(Data entries)
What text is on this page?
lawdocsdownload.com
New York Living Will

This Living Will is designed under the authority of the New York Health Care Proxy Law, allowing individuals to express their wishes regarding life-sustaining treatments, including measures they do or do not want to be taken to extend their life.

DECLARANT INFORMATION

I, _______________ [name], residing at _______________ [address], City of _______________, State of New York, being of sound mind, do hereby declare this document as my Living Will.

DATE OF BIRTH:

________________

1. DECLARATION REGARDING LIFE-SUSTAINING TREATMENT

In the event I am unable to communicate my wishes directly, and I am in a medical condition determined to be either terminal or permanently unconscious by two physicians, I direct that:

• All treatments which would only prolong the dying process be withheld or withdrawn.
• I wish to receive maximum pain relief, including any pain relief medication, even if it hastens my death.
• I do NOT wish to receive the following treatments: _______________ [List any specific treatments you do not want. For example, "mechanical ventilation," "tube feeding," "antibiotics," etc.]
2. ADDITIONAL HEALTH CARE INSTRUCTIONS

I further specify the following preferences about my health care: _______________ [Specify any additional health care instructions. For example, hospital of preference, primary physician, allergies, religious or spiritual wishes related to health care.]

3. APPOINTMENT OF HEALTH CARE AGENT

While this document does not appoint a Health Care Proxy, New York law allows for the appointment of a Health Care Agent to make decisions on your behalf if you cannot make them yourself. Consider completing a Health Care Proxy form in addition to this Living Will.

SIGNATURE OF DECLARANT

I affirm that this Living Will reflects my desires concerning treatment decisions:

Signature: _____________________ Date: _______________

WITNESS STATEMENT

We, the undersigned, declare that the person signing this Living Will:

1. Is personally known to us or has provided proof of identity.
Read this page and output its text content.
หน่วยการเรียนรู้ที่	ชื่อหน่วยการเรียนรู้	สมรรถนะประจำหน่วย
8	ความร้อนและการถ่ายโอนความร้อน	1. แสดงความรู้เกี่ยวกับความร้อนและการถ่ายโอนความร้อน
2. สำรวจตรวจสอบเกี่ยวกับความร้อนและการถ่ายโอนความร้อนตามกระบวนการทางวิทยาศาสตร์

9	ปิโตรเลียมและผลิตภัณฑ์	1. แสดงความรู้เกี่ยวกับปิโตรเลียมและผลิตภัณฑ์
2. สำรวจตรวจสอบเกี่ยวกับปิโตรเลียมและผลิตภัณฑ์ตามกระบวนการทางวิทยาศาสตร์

▶ **YOUR OBJECTIVE**: Could you transcribe the records in full, exactly?

▶ **EXPECTED ANSWER**:
What text is on this page?
lawdocsdownload.com
New York Living Will

This Living Will is designed under the authority of the New York Health Care Proxy Law, allowing individuals to express their wishes regarding life-sustaining treatments, including measures they do or do not want to be taken to extend their life.

DECLARANT INFORMATION

I, _______________ [name], residing at _______________ [address], City of _______________, State of New York, being of sound mind, do hereby declare this document as my Living Will.

DATE OF BIRTH:

________________

1. DECLARATION REGARDING LIFE-SUSTAINING TREATMENT

In the event I am unable to communicate my wishes directly, and I am in a medical condition determined to be either terminal or permanently unconscious by two physicians, I direct that:

• All treatments which would only prolong the dying process be withheld or withdrawn.
• I wish to receive maximum pain relief, including any pain relief medication, even if it hastens my death.
• I do NOT wish to receive the following treatments: _______________ [List any specific treatments you do not want. For example, "mechanical ventilation," "tube feeding," "antibiotics," etc.]
2. ADDITIONAL HEALTH CARE INSTRUCTIONS

I further specify the following preferences about my health care: _______________ [Specify any additional health care instructions. For example, hospital of preference, primary physician, allergies, religious or spiritual wishes related to health care.]

3. APPOINTMENT OF HEALTH CARE AGENT

While this document does not appoint a Health Care Proxy, New York law allows for the appointment of a Health Care Agent to make decisions on your behalf if you cannot make them yourself. Consider completing a Health Care Proxy form in addition to this Living Will.

SIGNATURE OF DECLARANT

I affirm that this Living Will reflects my desires concerning treatment decisions:

Signature: _____________________ Date: _______________

WITNESS STATEMENT

We, the undersigned, declare that the person signing this Living Will:

1. Is personally known to us or has provided proof of identity.
Read this page and output its text content.
หน่วยการเรียนรู้ที่	ชื่อหน่วยการเรียนรู้	สมรรถนะประจำหน่วย
8	ความร้อนและการถ่ายโอนความร้อน	1. แสดงความรู้เกี่ยวกับความร้อนและการถ่ายโอนความร้อน
2. สำรวจตรวจสอบเกี่ยวกับความร้อนและการถ่ายโอนความร้อนตามกระบวนการทางวิทยาศาสตร์

9	ปิโตรเลียมและผลิตภัณฑ์	1. แสดงความรู้เกี่ยวกับปิโตรเลียมและผลิตภัณฑ์
2. สำรวจตรวจสอบเกี่ยวกับปิโตรเลียมและผลิตภัณฑ์ตามกระบวนการทางวิทยาศาสตร์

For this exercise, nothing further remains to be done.